Proposed policies pose a questions on future of start-ups and battery makers operating in China

Chinese government policy has been largely considered extremely supportive of electric vehicles (EV) over the last few years. Generous subsidies for both manufacturing and buying EVs and various other policies have resulted in China becoming a magnet for automakers building up their EV portfolio. But now the government is raising the bar for companies to enter and establish themselves in the highly competitive market segment. 

Recently, Chinese authorities formed new regulations for certification of EV battery manufacturers in the country that are far stricter than the ones previously in force. According to the proposed regulations, the annual output target for EV battery manufacturer in China will be increased from 0.2 gigawatts hours (GWh) to 8 GWh. The output of 8 GWh translates into a capacity of 130,000 EVs batteries with a 60-kWh battery pack per year. Currently, none of the foreign manufacturers have capacity in China to meet that. In fact, only two of the local manufacturers have that kind of capacity; BYD and OptimumNano.

Battery-makers hit speed bump

This would put the Chinese operations of some of world’s major EV battery manufacturers such as LG Chem, Samsung SDI, and Panasonic at risk. Battery makers have invested heavily in capacity building, keeping the Chinese market at the centre of their plans. LG Chem recently said that its EV battery sales will reach KRW1.2 trillion (more than USD855 million) this year and grow between 30% and 60% year-on-year (y/y) next year, with these predictions resting on China's authorities awarding the company EV battery certification, which will be pivotal to doing business in the world's largest EV market.

* * *

§ **Directive A**
Write out the records again, starting at the first line and ending at the line containing "code-text: : flex; — [1035, 430, 1091, 445]", and swap "item-number" for "list-number" while keeping everything else the same.

Items from a dataset:

* * *

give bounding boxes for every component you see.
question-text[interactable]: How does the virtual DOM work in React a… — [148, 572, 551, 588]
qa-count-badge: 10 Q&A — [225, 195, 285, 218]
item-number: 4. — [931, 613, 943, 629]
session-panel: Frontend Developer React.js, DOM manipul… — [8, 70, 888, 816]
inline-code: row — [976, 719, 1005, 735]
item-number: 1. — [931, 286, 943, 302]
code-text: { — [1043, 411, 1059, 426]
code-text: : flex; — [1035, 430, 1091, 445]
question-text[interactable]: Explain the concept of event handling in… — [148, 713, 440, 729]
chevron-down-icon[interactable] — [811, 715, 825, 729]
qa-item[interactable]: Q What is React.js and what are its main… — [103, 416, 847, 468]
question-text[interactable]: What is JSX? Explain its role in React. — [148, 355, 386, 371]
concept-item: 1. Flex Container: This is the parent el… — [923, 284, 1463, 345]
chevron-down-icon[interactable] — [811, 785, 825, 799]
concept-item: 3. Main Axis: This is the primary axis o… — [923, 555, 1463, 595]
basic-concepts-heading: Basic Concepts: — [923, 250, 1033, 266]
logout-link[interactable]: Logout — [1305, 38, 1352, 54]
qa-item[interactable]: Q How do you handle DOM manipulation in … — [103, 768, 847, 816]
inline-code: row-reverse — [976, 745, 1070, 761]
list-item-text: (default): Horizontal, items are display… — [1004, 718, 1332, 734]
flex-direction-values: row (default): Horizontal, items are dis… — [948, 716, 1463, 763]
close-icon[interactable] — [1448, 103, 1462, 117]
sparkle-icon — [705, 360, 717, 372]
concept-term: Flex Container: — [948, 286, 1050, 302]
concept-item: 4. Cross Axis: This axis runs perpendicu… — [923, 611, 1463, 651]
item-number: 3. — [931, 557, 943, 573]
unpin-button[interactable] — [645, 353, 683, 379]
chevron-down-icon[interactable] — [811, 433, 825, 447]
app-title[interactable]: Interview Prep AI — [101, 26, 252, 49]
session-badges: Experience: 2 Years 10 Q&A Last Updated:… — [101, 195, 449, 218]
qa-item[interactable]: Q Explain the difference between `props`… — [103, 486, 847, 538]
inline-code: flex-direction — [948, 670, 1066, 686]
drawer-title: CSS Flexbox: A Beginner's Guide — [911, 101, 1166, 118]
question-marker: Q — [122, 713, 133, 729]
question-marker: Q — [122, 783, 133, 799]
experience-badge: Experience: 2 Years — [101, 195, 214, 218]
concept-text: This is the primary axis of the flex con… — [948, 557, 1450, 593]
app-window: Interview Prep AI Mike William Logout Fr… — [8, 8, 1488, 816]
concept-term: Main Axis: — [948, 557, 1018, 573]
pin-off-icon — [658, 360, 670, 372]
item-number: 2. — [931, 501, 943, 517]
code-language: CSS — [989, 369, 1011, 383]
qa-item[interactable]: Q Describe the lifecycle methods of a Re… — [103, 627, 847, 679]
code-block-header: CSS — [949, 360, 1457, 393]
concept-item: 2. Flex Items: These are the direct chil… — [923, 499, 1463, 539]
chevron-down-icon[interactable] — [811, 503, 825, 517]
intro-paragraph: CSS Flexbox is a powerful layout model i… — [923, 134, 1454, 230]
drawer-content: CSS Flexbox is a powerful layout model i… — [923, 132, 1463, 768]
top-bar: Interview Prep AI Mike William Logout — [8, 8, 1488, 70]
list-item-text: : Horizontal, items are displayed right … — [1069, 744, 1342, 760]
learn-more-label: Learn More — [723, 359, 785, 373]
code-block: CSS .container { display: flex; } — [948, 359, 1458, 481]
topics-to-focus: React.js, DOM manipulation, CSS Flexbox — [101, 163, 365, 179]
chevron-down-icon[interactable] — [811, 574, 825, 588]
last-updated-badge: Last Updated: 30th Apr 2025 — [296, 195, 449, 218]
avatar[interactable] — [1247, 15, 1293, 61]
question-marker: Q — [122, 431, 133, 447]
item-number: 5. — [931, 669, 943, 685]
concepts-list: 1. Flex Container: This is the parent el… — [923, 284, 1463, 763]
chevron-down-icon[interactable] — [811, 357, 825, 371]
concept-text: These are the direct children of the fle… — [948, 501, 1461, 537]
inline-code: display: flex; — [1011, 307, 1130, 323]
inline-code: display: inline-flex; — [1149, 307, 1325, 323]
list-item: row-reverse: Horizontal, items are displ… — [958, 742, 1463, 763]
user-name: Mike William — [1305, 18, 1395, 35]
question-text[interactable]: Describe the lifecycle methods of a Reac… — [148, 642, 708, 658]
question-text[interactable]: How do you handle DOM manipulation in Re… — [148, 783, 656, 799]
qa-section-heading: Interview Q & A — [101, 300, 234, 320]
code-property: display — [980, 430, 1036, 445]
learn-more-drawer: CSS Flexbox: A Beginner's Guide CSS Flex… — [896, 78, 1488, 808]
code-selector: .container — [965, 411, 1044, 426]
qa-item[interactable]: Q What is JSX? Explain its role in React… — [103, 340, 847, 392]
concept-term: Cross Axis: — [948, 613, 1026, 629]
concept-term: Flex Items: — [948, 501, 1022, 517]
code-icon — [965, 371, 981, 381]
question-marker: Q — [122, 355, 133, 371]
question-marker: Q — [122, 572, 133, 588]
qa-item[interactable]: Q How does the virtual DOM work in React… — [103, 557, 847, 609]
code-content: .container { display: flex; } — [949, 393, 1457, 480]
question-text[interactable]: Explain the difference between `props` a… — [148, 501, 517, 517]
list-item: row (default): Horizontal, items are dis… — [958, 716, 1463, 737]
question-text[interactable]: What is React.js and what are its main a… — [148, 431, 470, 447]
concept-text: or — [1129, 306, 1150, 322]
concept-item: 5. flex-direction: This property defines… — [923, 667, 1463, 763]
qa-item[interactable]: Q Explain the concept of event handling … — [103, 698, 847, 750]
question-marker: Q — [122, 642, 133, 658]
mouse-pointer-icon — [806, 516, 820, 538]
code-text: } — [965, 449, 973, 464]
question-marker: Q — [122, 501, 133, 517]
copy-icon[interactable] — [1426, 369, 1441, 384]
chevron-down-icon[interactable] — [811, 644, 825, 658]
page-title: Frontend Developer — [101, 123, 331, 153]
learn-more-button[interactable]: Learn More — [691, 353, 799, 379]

* * *

§ **Directive B**
In the text on China's EV battery rules, which two local manufacturers have the capacity to meet the 8 GWh annual output target?

§ **Complete answer A**
give bounding boxes for every component you see.
question-text[interactable]: How does the virtual DOM work in React a… — [148, 572, 551, 588]
qa-count-badge: 10 Q&A — [225, 195, 285, 218]
list-number: 4. — [931, 613, 943, 629]
session-panel: Frontend Developer React.js, DOM manipul… — [8, 70, 888, 816]
inline-code: row — [976, 719, 1005, 735]
list-number: 1. — [931, 286, 943, 302]
code-text: { — [1043, 411, 1059, 426]
code-text: : flex; — [1035, 430, 1091, 445]

§ **Complete answer B**
BYD and OptimumNano.